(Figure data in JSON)
---
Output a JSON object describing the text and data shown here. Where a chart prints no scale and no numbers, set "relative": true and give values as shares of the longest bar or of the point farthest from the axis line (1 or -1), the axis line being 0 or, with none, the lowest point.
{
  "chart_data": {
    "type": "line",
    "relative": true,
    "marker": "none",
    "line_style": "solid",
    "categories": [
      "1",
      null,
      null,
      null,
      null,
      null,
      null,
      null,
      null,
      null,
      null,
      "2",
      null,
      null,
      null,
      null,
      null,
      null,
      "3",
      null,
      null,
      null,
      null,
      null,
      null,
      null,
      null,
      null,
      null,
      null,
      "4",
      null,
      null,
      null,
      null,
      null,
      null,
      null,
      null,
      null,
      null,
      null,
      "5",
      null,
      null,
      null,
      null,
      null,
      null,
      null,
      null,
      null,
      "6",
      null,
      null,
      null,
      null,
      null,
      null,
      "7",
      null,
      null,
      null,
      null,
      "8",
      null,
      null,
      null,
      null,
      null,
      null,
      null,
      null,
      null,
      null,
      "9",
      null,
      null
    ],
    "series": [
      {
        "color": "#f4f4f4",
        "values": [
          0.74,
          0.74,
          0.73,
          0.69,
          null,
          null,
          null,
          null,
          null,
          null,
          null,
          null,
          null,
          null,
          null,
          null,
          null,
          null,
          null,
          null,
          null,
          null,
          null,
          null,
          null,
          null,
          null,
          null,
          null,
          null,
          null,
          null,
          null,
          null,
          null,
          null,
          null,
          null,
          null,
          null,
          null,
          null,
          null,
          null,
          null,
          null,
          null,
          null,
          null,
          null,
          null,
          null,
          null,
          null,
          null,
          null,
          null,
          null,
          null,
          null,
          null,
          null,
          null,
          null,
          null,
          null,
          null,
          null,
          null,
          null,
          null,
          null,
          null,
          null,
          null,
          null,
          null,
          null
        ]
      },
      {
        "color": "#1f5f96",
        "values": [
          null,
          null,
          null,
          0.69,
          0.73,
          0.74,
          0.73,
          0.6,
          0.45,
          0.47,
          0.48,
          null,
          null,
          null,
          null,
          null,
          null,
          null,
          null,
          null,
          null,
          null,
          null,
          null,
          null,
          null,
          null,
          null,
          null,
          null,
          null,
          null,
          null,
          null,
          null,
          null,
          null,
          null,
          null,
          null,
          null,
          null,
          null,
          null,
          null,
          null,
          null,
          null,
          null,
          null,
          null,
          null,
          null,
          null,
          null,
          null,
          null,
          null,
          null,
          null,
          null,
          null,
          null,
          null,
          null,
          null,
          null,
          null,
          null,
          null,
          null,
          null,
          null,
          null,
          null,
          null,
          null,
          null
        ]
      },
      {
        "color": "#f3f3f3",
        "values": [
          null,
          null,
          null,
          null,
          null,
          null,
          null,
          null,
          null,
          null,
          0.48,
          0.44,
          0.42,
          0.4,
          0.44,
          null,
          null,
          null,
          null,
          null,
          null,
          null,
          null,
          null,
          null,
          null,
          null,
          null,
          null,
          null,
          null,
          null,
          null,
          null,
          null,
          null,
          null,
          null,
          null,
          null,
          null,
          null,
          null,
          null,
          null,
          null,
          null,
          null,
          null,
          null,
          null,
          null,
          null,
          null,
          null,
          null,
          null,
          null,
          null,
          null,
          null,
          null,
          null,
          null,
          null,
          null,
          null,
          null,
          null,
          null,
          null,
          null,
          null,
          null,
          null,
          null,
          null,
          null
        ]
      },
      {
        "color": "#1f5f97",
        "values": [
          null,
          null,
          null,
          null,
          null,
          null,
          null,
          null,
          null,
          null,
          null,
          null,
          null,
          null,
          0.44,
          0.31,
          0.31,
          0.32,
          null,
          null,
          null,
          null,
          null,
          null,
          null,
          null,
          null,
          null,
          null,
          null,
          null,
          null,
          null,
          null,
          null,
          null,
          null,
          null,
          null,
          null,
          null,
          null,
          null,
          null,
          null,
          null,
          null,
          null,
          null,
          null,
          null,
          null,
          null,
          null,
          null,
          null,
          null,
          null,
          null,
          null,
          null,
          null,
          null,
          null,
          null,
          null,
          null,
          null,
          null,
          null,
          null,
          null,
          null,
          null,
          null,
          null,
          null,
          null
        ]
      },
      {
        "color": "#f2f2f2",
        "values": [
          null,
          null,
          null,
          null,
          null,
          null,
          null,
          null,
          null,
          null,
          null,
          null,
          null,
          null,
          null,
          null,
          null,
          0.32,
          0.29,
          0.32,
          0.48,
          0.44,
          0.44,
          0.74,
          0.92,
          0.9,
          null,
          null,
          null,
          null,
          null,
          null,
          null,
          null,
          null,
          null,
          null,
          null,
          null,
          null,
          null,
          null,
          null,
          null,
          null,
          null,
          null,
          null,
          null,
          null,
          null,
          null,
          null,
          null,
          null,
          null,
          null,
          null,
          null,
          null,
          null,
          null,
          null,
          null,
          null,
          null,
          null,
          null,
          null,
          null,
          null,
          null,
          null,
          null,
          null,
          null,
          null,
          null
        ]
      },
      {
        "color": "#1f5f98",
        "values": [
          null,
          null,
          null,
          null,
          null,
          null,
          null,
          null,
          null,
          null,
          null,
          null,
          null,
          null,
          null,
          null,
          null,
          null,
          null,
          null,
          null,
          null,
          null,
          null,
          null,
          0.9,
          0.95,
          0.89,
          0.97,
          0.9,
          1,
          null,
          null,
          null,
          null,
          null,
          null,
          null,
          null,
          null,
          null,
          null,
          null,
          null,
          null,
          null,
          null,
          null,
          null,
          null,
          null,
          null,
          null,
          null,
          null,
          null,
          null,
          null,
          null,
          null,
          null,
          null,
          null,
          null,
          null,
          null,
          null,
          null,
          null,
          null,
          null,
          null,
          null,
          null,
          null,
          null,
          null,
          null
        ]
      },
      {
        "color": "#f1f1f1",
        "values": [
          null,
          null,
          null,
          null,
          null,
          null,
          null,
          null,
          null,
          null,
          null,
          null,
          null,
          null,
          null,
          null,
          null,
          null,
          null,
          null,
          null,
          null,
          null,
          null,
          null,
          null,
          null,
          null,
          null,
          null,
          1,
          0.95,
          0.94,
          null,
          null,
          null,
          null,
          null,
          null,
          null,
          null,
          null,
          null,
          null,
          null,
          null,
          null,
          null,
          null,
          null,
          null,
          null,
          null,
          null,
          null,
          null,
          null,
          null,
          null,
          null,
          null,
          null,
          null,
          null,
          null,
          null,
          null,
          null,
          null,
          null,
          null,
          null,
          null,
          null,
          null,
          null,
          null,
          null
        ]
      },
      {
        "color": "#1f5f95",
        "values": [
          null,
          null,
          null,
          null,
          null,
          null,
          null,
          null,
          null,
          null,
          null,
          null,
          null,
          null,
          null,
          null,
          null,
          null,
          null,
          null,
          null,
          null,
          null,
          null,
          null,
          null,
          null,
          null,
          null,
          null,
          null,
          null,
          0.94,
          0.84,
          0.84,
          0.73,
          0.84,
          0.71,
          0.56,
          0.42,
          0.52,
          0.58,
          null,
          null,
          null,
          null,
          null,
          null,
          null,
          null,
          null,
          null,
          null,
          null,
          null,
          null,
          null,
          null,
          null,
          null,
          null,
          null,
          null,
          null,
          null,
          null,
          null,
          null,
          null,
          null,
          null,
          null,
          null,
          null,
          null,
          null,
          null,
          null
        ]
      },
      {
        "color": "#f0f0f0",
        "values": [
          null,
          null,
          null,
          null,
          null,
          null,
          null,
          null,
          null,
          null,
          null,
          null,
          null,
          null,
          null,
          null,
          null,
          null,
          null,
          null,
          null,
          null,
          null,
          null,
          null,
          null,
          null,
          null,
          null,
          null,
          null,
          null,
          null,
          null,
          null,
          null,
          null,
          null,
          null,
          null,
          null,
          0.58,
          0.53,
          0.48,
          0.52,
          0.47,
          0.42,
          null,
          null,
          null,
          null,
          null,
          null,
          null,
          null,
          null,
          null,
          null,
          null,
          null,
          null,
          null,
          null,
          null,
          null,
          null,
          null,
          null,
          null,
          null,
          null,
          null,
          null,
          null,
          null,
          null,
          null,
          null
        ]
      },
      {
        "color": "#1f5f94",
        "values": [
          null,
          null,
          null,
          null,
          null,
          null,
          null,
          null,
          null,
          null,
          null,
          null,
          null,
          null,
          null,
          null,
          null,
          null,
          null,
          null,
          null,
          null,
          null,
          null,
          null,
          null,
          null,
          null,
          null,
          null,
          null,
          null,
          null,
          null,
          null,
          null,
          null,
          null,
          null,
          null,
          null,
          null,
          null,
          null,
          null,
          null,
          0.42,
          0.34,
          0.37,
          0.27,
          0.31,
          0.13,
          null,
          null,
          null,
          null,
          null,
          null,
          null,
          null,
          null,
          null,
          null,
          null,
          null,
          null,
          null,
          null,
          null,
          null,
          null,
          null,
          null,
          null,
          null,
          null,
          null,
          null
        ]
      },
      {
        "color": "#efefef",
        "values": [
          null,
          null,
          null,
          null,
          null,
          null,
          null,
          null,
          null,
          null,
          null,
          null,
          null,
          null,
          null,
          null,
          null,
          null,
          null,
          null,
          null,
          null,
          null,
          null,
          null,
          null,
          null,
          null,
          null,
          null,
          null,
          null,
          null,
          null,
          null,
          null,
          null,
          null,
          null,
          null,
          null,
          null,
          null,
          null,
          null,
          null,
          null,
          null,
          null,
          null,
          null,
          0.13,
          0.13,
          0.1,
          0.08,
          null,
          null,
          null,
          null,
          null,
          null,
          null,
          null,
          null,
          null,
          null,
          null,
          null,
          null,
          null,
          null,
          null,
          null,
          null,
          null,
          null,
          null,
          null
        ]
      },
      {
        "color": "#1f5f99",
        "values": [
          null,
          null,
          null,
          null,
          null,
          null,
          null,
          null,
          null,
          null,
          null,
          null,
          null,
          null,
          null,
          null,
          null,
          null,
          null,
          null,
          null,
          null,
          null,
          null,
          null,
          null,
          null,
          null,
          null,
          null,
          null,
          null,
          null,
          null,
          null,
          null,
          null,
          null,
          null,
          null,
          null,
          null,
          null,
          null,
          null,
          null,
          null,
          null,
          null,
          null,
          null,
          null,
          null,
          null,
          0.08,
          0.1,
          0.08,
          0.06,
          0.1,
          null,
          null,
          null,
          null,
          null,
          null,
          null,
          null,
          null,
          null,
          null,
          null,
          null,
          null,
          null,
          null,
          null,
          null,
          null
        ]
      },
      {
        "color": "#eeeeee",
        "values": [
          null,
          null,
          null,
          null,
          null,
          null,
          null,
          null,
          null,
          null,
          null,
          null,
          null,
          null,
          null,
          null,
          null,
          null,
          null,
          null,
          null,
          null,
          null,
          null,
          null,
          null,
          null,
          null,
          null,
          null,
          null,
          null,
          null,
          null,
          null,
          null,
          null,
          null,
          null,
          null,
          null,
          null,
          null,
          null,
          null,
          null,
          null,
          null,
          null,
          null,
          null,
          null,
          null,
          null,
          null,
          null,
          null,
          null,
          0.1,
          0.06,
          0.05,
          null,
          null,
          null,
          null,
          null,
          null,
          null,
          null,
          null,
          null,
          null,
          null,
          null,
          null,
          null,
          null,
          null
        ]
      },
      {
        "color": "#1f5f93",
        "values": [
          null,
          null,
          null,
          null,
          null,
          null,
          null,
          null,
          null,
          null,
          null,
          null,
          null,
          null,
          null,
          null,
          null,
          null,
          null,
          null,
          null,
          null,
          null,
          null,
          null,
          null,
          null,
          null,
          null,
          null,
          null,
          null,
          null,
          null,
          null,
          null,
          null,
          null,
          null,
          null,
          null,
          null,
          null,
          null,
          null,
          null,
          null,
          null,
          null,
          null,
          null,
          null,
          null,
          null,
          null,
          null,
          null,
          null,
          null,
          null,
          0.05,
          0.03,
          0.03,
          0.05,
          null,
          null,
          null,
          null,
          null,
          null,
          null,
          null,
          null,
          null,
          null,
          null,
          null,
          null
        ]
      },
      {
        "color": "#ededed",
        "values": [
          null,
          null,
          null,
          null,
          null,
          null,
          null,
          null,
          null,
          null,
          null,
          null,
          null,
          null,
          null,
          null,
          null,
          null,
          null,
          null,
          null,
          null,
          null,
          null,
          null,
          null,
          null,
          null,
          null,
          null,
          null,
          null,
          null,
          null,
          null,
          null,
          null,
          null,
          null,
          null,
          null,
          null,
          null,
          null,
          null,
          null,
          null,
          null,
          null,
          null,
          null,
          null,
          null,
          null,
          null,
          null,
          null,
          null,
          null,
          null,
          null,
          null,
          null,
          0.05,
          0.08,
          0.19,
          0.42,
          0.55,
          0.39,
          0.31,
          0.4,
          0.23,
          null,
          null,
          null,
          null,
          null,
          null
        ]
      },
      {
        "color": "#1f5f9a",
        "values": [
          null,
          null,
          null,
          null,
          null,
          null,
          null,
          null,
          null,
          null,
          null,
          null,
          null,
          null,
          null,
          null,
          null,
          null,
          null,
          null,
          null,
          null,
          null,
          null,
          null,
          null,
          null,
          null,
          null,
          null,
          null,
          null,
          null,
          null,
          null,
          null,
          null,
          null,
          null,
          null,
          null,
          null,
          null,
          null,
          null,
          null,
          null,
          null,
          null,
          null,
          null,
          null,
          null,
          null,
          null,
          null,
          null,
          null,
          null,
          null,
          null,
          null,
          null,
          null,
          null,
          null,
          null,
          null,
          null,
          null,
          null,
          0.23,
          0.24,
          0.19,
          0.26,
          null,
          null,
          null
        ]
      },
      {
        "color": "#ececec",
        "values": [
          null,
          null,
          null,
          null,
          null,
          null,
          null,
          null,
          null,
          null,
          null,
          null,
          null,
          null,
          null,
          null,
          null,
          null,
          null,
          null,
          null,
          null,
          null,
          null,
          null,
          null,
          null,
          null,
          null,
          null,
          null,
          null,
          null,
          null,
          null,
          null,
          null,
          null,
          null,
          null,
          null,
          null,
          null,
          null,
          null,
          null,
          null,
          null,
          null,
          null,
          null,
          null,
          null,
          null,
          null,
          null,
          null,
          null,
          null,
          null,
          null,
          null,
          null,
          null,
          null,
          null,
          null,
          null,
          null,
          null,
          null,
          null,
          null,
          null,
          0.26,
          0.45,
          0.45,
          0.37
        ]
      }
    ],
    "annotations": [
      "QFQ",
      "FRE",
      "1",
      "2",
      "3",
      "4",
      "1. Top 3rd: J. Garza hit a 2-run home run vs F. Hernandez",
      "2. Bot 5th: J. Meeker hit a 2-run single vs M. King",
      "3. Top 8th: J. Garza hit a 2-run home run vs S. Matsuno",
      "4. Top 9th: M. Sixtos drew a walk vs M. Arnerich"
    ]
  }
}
---
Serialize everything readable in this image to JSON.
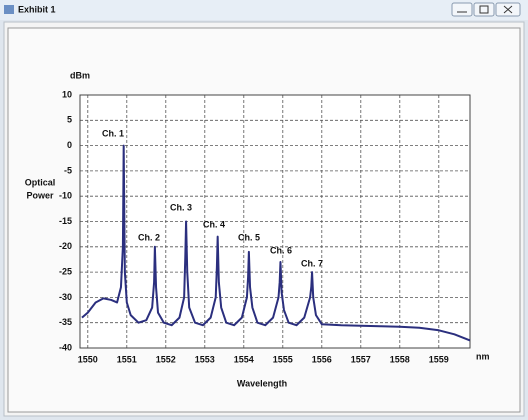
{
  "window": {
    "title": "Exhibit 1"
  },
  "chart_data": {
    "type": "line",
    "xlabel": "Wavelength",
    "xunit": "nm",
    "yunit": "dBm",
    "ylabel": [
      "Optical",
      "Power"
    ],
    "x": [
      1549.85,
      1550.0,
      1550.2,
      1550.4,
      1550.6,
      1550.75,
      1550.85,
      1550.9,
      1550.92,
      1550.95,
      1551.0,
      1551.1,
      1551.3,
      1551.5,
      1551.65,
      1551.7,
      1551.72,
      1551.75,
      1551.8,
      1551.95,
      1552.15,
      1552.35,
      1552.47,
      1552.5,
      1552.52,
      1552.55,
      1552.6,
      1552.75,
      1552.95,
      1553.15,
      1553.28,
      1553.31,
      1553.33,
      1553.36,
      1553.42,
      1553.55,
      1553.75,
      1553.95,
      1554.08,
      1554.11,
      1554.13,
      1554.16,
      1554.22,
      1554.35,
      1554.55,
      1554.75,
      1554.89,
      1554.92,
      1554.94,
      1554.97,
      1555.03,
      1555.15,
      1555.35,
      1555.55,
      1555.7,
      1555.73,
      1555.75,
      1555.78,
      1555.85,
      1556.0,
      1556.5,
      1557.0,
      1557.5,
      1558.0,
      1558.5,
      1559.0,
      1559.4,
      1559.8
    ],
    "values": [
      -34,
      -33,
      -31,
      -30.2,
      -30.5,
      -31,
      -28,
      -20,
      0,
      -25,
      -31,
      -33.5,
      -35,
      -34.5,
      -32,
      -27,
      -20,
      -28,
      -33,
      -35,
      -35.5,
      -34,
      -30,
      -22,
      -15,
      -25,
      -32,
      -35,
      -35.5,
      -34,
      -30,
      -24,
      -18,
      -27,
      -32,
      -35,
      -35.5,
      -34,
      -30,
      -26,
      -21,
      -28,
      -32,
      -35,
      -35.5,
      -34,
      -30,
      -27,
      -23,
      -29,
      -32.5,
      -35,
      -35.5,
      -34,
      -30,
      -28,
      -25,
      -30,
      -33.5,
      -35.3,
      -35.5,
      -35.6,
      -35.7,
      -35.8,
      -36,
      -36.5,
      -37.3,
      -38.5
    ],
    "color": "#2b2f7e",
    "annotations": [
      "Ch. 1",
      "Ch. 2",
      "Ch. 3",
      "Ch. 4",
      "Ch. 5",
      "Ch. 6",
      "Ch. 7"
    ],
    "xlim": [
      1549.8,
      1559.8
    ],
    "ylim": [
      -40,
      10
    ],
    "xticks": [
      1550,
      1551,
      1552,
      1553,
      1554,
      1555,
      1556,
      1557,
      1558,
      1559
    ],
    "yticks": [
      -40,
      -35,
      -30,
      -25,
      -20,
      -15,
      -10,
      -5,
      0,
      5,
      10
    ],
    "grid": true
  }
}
---
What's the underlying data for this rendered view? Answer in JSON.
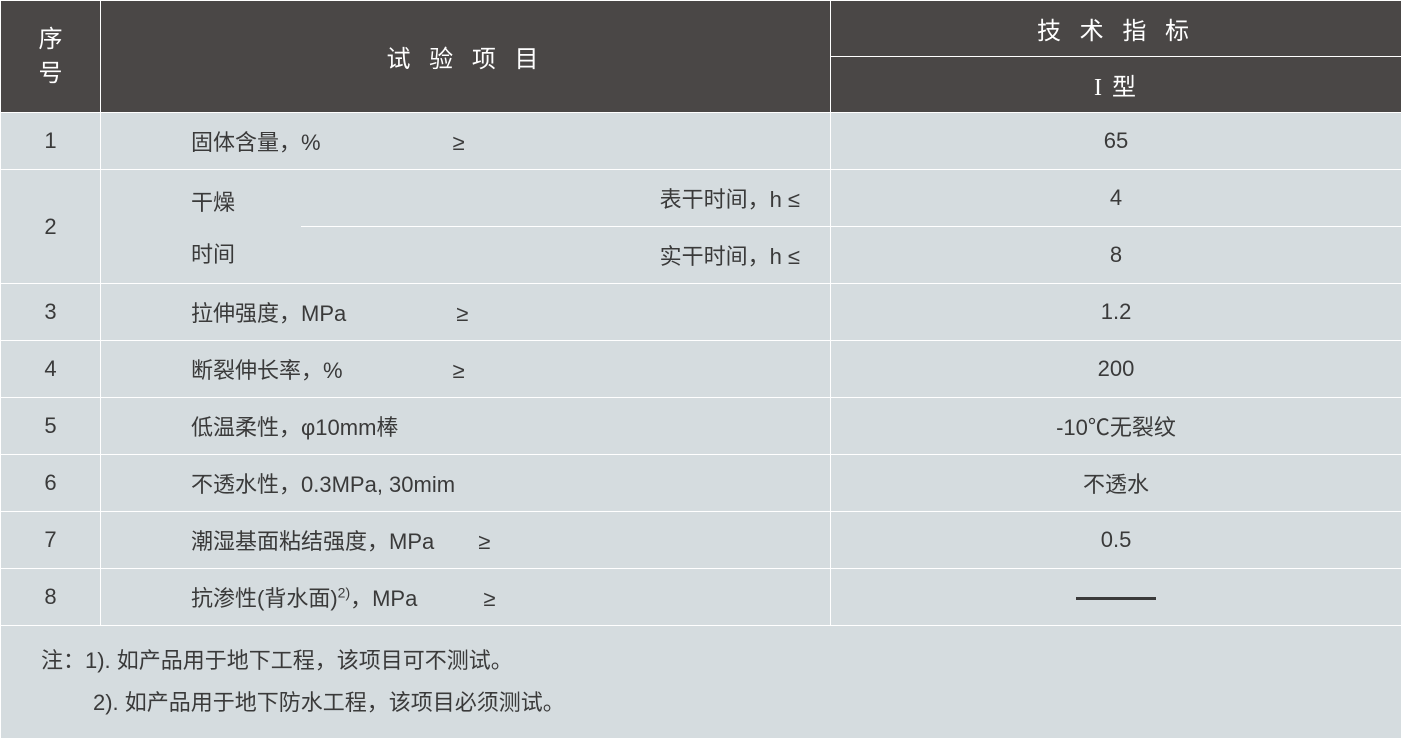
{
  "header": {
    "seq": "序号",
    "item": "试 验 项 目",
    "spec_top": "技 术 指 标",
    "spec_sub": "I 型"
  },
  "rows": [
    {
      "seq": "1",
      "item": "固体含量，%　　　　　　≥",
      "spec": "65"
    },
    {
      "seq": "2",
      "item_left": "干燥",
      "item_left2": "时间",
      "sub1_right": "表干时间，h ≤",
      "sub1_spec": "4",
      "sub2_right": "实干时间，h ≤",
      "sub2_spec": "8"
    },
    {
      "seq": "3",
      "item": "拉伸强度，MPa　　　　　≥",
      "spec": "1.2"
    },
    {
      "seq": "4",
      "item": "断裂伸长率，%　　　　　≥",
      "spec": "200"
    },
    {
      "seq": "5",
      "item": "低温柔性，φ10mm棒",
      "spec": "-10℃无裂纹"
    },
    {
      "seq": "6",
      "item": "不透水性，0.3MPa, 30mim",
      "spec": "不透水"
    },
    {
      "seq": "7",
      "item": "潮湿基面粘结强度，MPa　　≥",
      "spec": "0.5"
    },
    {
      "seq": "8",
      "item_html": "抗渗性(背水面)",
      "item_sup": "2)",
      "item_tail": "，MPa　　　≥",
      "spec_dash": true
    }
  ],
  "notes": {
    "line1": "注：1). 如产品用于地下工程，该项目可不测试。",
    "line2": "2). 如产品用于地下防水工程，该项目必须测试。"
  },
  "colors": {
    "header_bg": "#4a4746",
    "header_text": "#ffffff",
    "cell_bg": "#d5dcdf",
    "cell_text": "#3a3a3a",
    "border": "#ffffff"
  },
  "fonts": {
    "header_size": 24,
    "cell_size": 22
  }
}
---
Determine how many lines include the word "home" and report that number by itself.

FINAL RESULT:
2